━━━━━ ENTRIES PROVIDED

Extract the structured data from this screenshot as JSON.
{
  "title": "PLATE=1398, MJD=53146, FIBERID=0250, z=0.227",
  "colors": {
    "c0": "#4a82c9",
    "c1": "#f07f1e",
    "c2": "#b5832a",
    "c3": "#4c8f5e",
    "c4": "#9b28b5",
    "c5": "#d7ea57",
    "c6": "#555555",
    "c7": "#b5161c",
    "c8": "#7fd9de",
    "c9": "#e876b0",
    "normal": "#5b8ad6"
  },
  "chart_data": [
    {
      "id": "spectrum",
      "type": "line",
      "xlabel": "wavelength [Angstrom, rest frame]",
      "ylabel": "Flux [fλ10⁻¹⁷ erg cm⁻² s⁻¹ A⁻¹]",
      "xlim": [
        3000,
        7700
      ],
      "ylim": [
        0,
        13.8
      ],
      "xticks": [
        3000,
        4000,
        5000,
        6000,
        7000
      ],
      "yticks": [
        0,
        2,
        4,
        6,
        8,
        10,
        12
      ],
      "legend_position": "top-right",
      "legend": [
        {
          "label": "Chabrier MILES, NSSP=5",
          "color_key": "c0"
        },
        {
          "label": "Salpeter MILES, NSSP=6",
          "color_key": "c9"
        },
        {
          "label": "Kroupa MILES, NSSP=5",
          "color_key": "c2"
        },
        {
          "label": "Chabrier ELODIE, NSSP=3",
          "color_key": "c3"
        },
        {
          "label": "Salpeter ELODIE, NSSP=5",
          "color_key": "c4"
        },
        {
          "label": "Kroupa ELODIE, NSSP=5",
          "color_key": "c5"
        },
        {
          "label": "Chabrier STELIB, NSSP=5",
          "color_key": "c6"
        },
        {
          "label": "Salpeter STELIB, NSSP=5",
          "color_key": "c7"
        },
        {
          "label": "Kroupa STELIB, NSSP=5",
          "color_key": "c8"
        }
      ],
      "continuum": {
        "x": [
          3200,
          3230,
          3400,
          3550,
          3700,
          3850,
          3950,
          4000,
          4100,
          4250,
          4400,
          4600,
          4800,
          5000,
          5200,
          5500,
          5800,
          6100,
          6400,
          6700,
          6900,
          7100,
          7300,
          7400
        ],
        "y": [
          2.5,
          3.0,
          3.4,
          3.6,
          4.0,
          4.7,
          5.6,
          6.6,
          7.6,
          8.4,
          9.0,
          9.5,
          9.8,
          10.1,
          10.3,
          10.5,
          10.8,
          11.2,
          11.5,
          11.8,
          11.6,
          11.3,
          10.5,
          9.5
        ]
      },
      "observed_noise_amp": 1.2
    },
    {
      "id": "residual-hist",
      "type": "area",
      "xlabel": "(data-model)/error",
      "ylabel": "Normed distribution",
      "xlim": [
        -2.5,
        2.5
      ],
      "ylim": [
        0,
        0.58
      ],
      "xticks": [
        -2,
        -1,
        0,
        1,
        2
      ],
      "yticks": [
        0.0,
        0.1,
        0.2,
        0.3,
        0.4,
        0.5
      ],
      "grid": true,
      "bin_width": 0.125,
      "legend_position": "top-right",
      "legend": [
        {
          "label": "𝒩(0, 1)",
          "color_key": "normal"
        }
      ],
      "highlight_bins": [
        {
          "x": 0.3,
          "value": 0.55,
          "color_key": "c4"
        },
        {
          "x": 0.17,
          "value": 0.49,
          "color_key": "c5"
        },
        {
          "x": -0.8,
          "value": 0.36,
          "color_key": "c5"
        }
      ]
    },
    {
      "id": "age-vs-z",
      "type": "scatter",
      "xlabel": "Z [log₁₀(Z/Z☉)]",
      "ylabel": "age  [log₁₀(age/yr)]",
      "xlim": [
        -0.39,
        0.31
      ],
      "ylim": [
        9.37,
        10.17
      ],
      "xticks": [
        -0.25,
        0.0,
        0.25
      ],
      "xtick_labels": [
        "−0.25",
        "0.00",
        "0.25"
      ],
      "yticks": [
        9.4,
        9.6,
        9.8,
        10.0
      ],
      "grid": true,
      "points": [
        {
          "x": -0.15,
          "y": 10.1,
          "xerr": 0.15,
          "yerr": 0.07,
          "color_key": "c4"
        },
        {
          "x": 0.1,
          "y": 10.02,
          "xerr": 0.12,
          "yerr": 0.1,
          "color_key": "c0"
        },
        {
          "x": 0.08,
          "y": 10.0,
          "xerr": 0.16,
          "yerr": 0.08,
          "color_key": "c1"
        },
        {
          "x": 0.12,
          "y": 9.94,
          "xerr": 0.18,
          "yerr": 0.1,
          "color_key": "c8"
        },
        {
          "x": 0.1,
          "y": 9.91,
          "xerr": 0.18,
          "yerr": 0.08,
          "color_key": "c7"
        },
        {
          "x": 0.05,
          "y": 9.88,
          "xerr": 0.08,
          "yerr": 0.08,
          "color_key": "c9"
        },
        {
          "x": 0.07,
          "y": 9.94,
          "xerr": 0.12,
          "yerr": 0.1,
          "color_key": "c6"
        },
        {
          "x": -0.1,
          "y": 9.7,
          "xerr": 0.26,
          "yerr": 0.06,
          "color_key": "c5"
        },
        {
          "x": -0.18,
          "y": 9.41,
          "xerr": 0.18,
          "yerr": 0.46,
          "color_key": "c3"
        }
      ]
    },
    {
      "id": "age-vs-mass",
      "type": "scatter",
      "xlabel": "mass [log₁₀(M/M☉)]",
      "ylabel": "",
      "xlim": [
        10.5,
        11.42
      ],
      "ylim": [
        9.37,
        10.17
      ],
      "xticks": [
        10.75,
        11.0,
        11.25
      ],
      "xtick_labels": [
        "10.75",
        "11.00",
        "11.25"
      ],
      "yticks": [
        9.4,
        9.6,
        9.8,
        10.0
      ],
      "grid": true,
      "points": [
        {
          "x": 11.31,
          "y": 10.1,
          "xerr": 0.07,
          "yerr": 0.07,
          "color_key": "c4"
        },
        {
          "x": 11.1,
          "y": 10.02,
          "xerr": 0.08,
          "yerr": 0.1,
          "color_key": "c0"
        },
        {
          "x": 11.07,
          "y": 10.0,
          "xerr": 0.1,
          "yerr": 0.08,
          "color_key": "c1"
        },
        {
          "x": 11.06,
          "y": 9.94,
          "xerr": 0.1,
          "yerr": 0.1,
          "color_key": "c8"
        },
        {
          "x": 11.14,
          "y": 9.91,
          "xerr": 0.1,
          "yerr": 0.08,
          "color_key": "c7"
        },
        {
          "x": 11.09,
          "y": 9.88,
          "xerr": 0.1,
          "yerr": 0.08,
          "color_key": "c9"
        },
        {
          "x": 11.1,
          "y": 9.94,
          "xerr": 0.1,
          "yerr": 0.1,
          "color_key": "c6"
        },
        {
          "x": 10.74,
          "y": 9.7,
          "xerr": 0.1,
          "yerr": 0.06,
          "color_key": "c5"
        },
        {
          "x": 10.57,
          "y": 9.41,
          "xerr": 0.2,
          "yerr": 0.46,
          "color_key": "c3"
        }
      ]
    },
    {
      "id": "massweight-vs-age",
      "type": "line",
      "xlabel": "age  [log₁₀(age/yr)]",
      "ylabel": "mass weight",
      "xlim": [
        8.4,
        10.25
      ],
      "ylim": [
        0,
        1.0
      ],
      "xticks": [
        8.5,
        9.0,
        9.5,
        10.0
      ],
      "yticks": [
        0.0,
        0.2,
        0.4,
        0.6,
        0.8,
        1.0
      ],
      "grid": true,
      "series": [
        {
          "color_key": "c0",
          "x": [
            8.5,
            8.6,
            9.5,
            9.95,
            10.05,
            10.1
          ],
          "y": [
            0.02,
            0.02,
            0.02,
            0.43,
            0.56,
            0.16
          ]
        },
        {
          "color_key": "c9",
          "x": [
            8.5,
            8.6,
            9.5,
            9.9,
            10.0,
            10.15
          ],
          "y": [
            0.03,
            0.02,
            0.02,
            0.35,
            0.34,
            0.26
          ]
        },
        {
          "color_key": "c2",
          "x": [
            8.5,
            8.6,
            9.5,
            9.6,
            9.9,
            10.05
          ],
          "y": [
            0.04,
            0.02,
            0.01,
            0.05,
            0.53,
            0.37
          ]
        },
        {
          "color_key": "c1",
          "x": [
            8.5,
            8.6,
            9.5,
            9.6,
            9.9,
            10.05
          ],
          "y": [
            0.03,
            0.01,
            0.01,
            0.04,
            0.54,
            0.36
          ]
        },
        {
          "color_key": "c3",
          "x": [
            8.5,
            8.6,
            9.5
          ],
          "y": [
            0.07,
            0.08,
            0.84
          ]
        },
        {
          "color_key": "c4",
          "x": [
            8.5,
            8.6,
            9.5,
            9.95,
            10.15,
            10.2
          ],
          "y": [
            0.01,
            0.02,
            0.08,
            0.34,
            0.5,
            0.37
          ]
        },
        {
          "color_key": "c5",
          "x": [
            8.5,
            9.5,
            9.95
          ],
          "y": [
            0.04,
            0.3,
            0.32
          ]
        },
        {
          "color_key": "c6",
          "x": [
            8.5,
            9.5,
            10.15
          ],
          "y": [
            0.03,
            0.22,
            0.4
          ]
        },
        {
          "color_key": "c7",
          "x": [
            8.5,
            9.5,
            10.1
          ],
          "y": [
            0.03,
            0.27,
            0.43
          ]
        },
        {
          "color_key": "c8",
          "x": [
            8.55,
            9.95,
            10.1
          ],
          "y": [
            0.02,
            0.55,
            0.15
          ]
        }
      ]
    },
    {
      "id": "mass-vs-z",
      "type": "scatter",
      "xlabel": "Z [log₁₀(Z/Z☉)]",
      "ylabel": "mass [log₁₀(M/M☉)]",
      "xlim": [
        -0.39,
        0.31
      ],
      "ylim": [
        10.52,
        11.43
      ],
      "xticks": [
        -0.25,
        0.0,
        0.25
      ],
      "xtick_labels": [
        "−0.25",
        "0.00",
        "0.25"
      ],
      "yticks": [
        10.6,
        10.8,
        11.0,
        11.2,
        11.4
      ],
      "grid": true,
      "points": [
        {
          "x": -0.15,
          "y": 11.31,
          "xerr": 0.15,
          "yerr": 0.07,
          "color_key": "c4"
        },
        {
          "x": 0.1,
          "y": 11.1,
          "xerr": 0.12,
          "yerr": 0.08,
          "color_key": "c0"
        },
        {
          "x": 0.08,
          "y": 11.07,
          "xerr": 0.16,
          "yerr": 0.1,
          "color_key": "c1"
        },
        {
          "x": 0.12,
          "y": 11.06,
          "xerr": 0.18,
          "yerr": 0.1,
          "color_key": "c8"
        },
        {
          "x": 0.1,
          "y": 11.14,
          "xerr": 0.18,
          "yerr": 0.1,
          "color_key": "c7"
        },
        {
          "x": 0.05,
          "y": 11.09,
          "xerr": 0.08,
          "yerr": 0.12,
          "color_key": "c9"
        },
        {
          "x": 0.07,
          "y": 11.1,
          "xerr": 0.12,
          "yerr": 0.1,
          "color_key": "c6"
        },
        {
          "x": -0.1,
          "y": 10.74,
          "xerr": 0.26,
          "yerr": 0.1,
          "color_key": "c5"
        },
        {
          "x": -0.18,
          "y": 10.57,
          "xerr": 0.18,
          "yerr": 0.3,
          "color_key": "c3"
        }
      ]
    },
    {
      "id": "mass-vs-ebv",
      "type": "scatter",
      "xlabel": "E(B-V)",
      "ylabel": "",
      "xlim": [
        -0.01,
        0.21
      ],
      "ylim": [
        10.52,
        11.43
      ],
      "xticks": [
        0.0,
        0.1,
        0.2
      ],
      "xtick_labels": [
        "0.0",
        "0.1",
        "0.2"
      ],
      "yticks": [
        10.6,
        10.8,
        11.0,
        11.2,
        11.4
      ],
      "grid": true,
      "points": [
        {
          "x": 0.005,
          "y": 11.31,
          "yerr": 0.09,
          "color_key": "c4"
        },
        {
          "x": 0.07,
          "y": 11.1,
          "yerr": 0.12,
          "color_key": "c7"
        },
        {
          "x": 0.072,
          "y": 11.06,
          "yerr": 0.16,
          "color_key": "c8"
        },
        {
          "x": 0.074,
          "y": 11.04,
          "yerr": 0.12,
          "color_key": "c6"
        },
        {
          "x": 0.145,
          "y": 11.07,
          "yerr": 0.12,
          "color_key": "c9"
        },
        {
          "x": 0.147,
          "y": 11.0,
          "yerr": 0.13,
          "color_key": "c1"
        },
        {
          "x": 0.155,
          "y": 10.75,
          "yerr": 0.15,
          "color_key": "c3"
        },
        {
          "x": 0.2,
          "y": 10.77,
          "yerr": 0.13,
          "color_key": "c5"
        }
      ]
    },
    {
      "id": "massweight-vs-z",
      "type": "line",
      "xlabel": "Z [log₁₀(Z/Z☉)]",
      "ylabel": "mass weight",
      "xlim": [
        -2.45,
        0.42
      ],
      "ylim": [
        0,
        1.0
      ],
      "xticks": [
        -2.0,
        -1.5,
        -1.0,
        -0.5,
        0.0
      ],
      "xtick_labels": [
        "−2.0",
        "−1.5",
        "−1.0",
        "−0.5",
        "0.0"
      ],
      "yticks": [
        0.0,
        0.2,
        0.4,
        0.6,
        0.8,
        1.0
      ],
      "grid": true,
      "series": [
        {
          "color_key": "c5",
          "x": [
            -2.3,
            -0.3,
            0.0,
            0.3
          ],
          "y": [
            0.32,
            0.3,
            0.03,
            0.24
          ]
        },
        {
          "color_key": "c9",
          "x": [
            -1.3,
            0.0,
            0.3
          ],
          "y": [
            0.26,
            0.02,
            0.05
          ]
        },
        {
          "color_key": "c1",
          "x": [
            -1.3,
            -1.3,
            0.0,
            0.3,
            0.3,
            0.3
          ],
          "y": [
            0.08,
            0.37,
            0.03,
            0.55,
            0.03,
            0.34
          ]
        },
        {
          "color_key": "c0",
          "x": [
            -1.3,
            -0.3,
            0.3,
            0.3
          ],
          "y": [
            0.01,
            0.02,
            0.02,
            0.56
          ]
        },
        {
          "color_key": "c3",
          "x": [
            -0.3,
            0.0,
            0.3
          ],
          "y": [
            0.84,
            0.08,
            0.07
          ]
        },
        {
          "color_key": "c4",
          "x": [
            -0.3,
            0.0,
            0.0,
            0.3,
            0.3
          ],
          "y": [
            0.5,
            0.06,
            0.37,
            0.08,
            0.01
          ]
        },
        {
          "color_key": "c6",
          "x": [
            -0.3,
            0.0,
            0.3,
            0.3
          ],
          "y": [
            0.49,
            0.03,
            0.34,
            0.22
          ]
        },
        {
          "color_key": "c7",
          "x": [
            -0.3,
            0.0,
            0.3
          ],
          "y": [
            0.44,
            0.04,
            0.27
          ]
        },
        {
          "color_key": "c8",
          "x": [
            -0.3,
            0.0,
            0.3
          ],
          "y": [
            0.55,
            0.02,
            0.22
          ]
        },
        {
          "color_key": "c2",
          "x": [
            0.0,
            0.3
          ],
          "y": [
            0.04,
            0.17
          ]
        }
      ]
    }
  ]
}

━━━━━━━━━━

■ **STATED PROBLEM**
From the listing above, copy every line that includes the word "ylabel".

■ **TASK RESPONSE**
      "ylabel": "Flux [fλ10⁻¹⁷ erg cm⁻² s⁻¹ A⁻¹]",
      "ylabel": "Normed distribution",
      "ylabel": "age  [log₁₀(age/yr)]",
      "ylabel": "",
      "ylabel": "mass weight",
      "ylabel": "mass [log₁₀(M/M☉)]",
      "ylabel": "",
      "ylabel": "mass weight",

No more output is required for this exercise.